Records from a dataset

-- Begin --

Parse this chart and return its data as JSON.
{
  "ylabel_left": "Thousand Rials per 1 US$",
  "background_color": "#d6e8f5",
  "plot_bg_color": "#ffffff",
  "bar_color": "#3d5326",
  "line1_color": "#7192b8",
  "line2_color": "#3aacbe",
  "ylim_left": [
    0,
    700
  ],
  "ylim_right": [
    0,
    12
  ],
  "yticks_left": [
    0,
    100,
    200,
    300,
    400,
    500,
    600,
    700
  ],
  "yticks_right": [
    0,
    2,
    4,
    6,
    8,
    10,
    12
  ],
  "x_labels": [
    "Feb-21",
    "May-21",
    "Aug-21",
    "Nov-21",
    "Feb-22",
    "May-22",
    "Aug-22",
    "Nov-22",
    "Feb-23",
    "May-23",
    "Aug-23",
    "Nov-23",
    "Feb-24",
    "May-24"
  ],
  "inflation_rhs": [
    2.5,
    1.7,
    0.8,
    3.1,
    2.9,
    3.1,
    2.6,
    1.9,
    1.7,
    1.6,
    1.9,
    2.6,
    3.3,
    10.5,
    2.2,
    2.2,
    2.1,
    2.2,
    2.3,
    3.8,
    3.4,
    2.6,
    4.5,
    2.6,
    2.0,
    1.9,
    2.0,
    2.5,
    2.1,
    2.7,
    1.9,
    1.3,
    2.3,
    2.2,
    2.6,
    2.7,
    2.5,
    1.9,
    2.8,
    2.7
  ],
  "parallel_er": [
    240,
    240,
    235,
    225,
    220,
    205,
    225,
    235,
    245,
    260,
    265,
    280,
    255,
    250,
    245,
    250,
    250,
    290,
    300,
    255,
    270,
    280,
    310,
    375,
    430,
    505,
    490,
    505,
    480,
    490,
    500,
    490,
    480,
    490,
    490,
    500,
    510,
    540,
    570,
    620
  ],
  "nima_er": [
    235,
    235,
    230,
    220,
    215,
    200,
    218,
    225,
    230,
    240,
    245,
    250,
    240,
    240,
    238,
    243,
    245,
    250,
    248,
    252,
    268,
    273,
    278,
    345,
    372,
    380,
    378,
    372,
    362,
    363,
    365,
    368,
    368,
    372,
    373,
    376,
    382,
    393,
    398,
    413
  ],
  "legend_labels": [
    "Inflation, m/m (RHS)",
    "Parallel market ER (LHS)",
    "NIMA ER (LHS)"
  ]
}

-- End --

> **Challenge**
Extract each line of the material exactly as it stands.

> **Answer**
Parse this chart and return its data as JSON.
{
  "ylabel_left": "Thousand Rials per 1 US$",
  "background_color": "#d6e8f5",
  "plot_bg_color": "#ffffff",
  "bar_color": "#3d5326",
  "line1_color": "#7192b8",
  "line2_color": "#3aacbe",
  "ylim_left": [
    0,
    700
  ],
  "ylim_right": [
    0,
    12
  ],
  "yticks_left": [
    0,
    100,
    200,
    300,
    400,
    500,
    600,
    700
  ],
  "yticks_right": [
    0,
    2,
    4,
    6,
    8,
    10,
    12
  ],
  "x_labels": [
    "Feb-21",
    "May-21",
    "Aug-21",
    "Nov-21",
    "Feb-22",
    "May-22",
    "Aug-22",
    "Nov-22",
    "Feb-23",
    "May-23",
    "Aug-23",
    "Nov-23",
    "Feb-24",
    "May-24"
  ],
  "inflation_rhs": [
    2.5,
    1.7,
    0.8,
    3.1,
    2.9,
    3.1,
    2.6,
    1.9,
    1.7,
    1.6,
    1.9,
    2.6,
    3.3,
    10.5,
    2.2,
    2.2,
    2.1,
    2.2,
    2.3,
    3.8,
    3.4,
    2.6,
    4.5,
    2.6,
    2.0,
    1.9,
    2.0,
    2.5,
    2.1,
    2.7,
    1.9,
    1.3,
    2.3,
    2.2,
    2.6,
    2.7,
    2.5,
    1.9,
    2.8,
    2.7
  ],
  "parallel_er": [
    240,
    240,
    235,
    225,
    220,
    205,
    225,
    235,
    245,
    260,
    265,
    280,
    255,
    250,
    245,
    250,
    250,
    290,
    300,
    255,
    270,
    280,
    310,
    375,
    430,
    505,
    490,
    505,
    480,
    490,
    500,
    490,
    480,
    490,
    490,
    500,
    510,
    540,
    570,
    620
  ],
  "nima_er": [
    235,
    235,
    230,
    220,
    215,
    200,
    218,
    225,
    230,
    240,
    245,
    250,
    240,
    240,
    238,
    243,
    245,
    250,
    248,
    252,
    268,
    273,
    278,
    345,
    372,
    380,
    378,
    372,
    362,
    363,
    365,
    368,
    368,
    372,
    373,
    376,
    382,
    393,
    398,
    413
  ],
  "legend_labels": [
    "Inflation, m/m (RHS)",
    "Parallel market ER (LHS)",
    "NIMA ER (LHS)"
  ]
}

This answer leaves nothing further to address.